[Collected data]
----------

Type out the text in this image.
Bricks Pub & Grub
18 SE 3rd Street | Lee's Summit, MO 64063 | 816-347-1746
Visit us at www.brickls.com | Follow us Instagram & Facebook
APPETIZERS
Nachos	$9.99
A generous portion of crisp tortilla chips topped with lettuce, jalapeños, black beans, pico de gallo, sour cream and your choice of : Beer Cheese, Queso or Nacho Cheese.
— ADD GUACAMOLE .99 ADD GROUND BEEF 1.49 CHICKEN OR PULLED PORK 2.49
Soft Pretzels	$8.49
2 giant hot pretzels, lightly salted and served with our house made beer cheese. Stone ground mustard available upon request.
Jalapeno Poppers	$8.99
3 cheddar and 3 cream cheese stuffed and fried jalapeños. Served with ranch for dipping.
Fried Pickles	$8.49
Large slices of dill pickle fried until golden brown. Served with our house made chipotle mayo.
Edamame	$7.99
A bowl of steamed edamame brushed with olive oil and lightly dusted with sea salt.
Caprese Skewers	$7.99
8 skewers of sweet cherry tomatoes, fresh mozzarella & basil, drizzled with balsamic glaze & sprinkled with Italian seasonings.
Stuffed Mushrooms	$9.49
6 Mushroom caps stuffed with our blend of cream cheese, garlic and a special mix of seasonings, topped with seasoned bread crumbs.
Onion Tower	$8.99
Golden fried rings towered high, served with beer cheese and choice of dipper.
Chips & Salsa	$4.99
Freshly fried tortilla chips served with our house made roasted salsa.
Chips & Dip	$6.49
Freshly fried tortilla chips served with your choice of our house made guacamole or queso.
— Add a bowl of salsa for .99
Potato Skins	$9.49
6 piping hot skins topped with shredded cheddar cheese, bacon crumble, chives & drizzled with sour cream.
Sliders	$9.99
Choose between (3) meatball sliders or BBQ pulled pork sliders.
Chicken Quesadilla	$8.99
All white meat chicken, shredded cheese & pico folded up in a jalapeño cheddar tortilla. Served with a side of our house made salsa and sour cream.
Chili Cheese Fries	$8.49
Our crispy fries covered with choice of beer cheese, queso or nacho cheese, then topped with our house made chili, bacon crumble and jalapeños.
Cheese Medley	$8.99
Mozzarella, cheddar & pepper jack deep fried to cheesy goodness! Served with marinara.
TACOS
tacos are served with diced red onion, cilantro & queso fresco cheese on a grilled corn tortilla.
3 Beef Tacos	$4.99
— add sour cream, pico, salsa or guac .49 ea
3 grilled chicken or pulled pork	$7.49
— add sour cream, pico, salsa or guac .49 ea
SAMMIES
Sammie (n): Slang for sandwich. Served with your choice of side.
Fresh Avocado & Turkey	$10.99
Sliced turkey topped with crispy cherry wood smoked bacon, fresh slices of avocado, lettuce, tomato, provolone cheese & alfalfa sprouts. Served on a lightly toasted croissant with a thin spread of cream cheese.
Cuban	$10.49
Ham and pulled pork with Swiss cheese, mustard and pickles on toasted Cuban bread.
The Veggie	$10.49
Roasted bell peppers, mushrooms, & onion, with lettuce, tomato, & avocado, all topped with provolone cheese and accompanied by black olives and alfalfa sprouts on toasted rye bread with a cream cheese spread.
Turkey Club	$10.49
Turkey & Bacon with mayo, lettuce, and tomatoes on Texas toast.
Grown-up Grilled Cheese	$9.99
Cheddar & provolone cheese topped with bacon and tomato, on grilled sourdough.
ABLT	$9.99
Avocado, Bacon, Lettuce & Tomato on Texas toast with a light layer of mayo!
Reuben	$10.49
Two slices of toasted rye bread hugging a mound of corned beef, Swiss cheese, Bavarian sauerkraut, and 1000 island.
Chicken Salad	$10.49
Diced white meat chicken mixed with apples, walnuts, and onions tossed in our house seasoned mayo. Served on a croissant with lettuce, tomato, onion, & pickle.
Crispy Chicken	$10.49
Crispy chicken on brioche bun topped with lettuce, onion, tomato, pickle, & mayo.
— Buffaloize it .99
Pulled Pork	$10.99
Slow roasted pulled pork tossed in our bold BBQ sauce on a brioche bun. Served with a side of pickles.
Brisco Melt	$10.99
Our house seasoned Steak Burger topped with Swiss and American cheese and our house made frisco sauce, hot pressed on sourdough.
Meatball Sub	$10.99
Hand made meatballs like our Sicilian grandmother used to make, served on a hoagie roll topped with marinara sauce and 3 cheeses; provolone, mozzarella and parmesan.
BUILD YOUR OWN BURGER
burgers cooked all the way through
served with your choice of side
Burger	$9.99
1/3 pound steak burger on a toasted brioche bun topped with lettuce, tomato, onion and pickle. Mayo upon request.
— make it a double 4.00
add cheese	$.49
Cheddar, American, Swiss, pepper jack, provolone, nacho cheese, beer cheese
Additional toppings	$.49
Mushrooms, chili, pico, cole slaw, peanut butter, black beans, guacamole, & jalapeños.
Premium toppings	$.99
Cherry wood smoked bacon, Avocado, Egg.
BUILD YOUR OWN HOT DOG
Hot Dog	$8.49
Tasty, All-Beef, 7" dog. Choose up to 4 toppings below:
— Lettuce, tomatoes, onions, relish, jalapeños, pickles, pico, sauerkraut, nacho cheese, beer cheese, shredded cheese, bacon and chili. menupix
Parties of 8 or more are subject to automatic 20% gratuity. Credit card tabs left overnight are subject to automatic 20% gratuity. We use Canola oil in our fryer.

----------

Please quote the records above exactly, without skipping a line.

EXERCISE ANSWER:
Type out the text in this image.
Bricks Pub & Grub
18 SE 3rd Street | Lee's Summit, MO 64063 | 816-347-1746
Visit us at www.brickls.com | Follow us Instagram & Facebook
APPETIZERS
Nachos	$9.99
A generous portion of crisp tortilla chips topped with lettuce, jalapeños, black beans, pico de gallo, sour cream and your choice of : Beer Cheese, Queso or Nacho Cheese.
— ADD GUACAMOLE .99 ADD GROUND BEEF 1.49 CHICKEN OR PULLED PORK 2.49
Soft Pretzels	$8.49
2 giant hot pretzels, lightly salted and served with our house made beer cheese. Stone ground mustard available upon request.
Jalapeno Poppers	$8.99
3 cheddar and 3 cream cheese stuffed and fried jalapeños. Served with ranch for dipping.
Fried Pickles	$8.49
Large slices of dill pickle fried until golden brown. Served with our house made chipotle mayo.
Edamame	$7.99
A bowl of steamed edamame brushed with olive oil and lightly dusted with sea salt.
Caprese Skewers	$7.99
8 skewers of sweet cherry tomatoes, fresh mozzarella & basil, drizzled with balsamic glaze & sprinkled with Italian seasonings.
Stuffed Mushrooms	$9.49
6 Mushroom caps stuffed with our blend of cream cheese, garlic and a special mix of seasonings, topped with seasoned bread crumbs.
Onion Tower	$8.99
Golden fried rings towered high, served with beer cheese and choice of dipper.
Chips & Salsa	$4.99
Freshly fried tortilla chips served with our house made roasted salsa.
Chips & Dip	$6.49
Freshly fried tortilla chips served with your choice of our house made guacamole or queso.
— Add a bowl of salsa for .99
Potato Skins	$9.49
6 piping hot skins topped with shredded cheddar cheese, bacon crumble, chives & drizzled with sour cream.
Sliders	$9.99
Choose between (3) meatball sliders or BBQ pulled pork sliders.
Chicken Quesadilla	$8.99
All white meat chicken, shredded cheese & pico folded up in a jalapeño cheddar tortilla. Served with a side of our house made salsa and sour cream.
Chili Cheese Fries	$8.49
Our crispy fries covered with choice of beer cheese, queso or nacho cheese, then topped with our house made chili, bacon crumble and jalapeños.
Cheese Medley	$8.99
Mozzarella, cheddar & pepper jack deep fried to cheesy goodness! Served with marinara.
TACOS
tacos are served with diced red onion, cilantro & queso fresco cheese on a grilled corn tortilla.
3 Beef Tacos	$4.99
— add sour cream, pico, salsa or guac .49 ea
3 grilled chicken or pulled pork	$7.49
— add sour cream, pico, salsa or guac .49 ea
SAMMIES
Sammie (n): Slang for sandwich. Served with your choice of side.
Fresh Avocado & Turkey	$10.99
Sliced turkey topped with crispy cherry wood smoked bacon, fresh slices of avocado, lettuce, tomato, provolone cheese & alfalfa sprouts. Served on a lightly toasted croissant with a thin spread of cream cheese.
Cuban	$10.49
Ham and pulled pork with Swiss cheese, mustard and pickles on toasted Cuban bread.
The Veggie	$10.49
Roasted bell peppers, mushrooms, & onion, with lettuce, tomato, & avocado, all topped with provolone cheese and accompanied by black olives and alfalfa sprouts on toasted rye bread with a cream cheese spread.
Turkey Club	$10.49
Turkey & Bacon with mayo, lettuce, and tomatoes on Texas toast.
Grown-up Grilled Cheese	$9.99
Cheddar & provolone cheese topped with bacon and tomato, on grilled sourdough.
ABLT	$9.99
Avocado, Bacon, Lettuce & Tomato on Texas toast with a light layer of mayo!
Reuben	$10.49
Two slices of toasted rye bread hugging a mound of corned beef, Swiss cheese, Bavarian sauerkraut, and 1000 island.
Chicken Salad	$10.49
Diced white meat chicken mixed with apples, walnuts, and onions tossed in our house seasoned mayo. Served on a croissant with lettuce, tomato, onion, & pickle.
Crispy Chicken	$10.49
Crispy chicken on brioche bun topped with lettuce, onion, tomato, pickle, & mayo.
— Buffaloize it .99
Pulled Pork	$10.99
Slow roasted pulled pork tossed in our bold BBQ sauce on a brioche bun. Served with a side of pickles.
Brisco Melt	$10.99
Our house seasoned Steak Burger topped with Swiss and American cheese and our house made frisco sauce, hot pressed on sourdough.
Meatball Sub	$10.99
Hand made meatballs like our Sicilian grandmother used to make, served on a hoagie roll topped with marinara sauce and 3 cheeses; provolone, mozzarella and parmesan.
BUILD YOUR OWN BURGER
burgers cooked all the way through
served with your choice of side
Burger	$9.99
1/3 pound steak burger on a toasted brioche bun topped with lettuce, tomato, onion and pickle. Mayo upon request.
— make it a double 4.00
add cheese	$.49
Cheddar, American, Swiss, pepper jack, provolone, nacho cheese, beer cheese
Additional toppings	$.49
Mushrooms, chili, pico, cole slaw, peanut butter, black beans, guacamole, & jalapeños.
Premium toppings	$.99
Cherry wood smoked bacon, Avocado, Egg.
BUILD YOUR OWN HOT DOG
Hot Dog	$8.49
Tasty, All-Beef, 7" dog. Choose up to 4 toppings below:
— Lettuce, tomatoes, onions, relish, jalapeños, pickles, pico, sauerkraut, nacho cheese, beer cheese, shredded cheese, bacon and chili. menupix
Parties of 8 or more are subject to automatic 20% gratuity. Credit card tabs left overnight are subject to automatic 20% gratuity. We use Canola oil in our fryer.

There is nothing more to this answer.